_CHALLENGE_
Locate the lines where "的取值范围" occurs and copy them as they stand.

__________

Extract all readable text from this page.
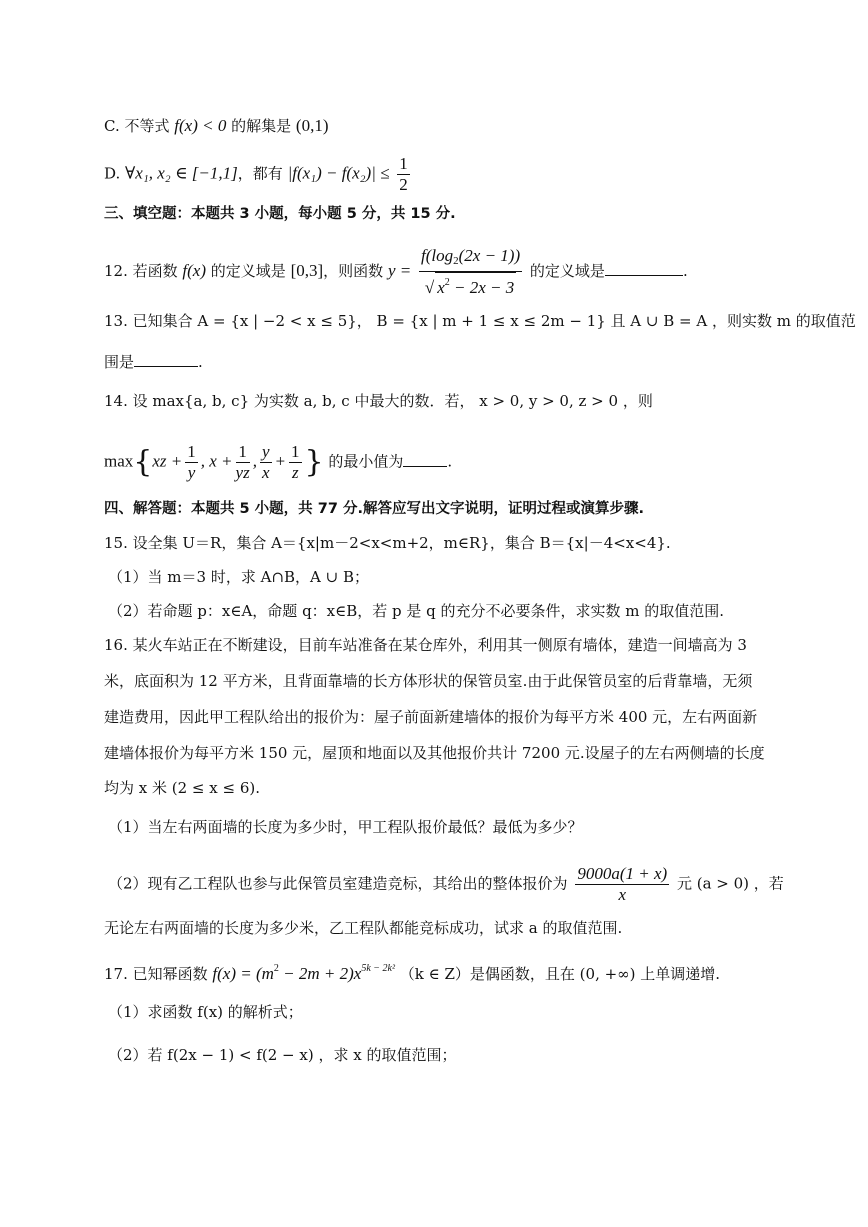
C. 不等式 f(x) < 0 的解集是 (0,1)
D. ∀x₁, x₂ ∈ [−1,1]，都有 $|f(x_1) - f(x_2)| \le \frac{1}{2}$
三、填空题：本题共 3 小题，每小题 5 分，共 15 分.
12. 若函数 f(x) 的定义域是 [0,3]，则函数 $y = \frac{f(\log_2(2x - 1))}{√ x^2 - 2x - 3}$ 的定义域是	.
13. 已知集合 A = {x | −2 < x ≤ 5}， B = {x | m + 1 ≤ x ≤ 2m − 1} 且 A ∪ B = A ，则实数 m 的取值范
围是	.
14. 设 max{a, b, c} 为实数 a, b, c 中最大的数．若， x > 0, y > 0, z > 0 ，则
$\max\{xz + \frac{1}{y}$ , $x + \frac{1}{yz}$ , $\frac{y}{x} + \frac{1}{z}$ } 的最小值为	.
四、解答题：本题共 5 小题，共 77 分.解答应写出文字说明，证明过程或演算步骤.
15. 设全集 U＝R，集合 A＝{x|m－2<x<m+2，m∈R}，集合 B＝{x|－4<x<4}.
（1）当 m＝3 时，求 A∩B，A ∪ B；
（2）若命题 p：x∈A，命题 q：x∈B，若 p 是 q 的充分不必要条件，求实数 m 的取值范围.
16. 某火车站正在不断建设，目前车站准备在某仓库外，利用其一侧原有墙体，建造一间墙高为 3
米，底面积为 12 平方米，且背面靠墙的长方体形状的保管员室.由于此保管员室的后背靠墙，无须
建造费用，因此甲工程队给出的报价为：屋子前面新建墙体的报价为每平方米 400 元，左右两面新
建墙体报价为每平方米 150 元，屋顶和地面以及其他报价共计 7200 元.设屋子的左右两侧墙的长度
均为 x 米 (2 ≤ x ≤ 6).
（1）当左右两面墙的长度为多少时，甲工程队报价最低？最低为多少？
（2）现有乙工程队也参与此保管员室建造竞标，其给出的整体报价为 $\frac{9000a(1 + x)}{x}$ 元 (a > 0) ，若
无论左右两面墙的长度为多少米，乙工程队都能竞标成功，试求 a 的取值范围.
17. 已知幂函数 $f(x) = (m^2 - 2m + 2)x^{5k - 2k^2}$ （k ∈ Z）是偶函数，且在 (0, +∞) 上单调递增.
（1）求函数 f(x) 的解析式；
（2）若 f(2x − 1) < f(2 − x) ，求 x 的取值范围；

__________

_SOLVED PROBLEM_
（2）若命题 p：x∈A，命题 q：x∈B，若 p 是 q 的充分不必要条件，求实数 m 的取值范围.
无论左右两面墙的长度为多少米，乙工程队都能竞标成功，试求 a 的取值范围.
（2）若 f(2x − 1) < f(2 − x) ，求 x 的取值范围；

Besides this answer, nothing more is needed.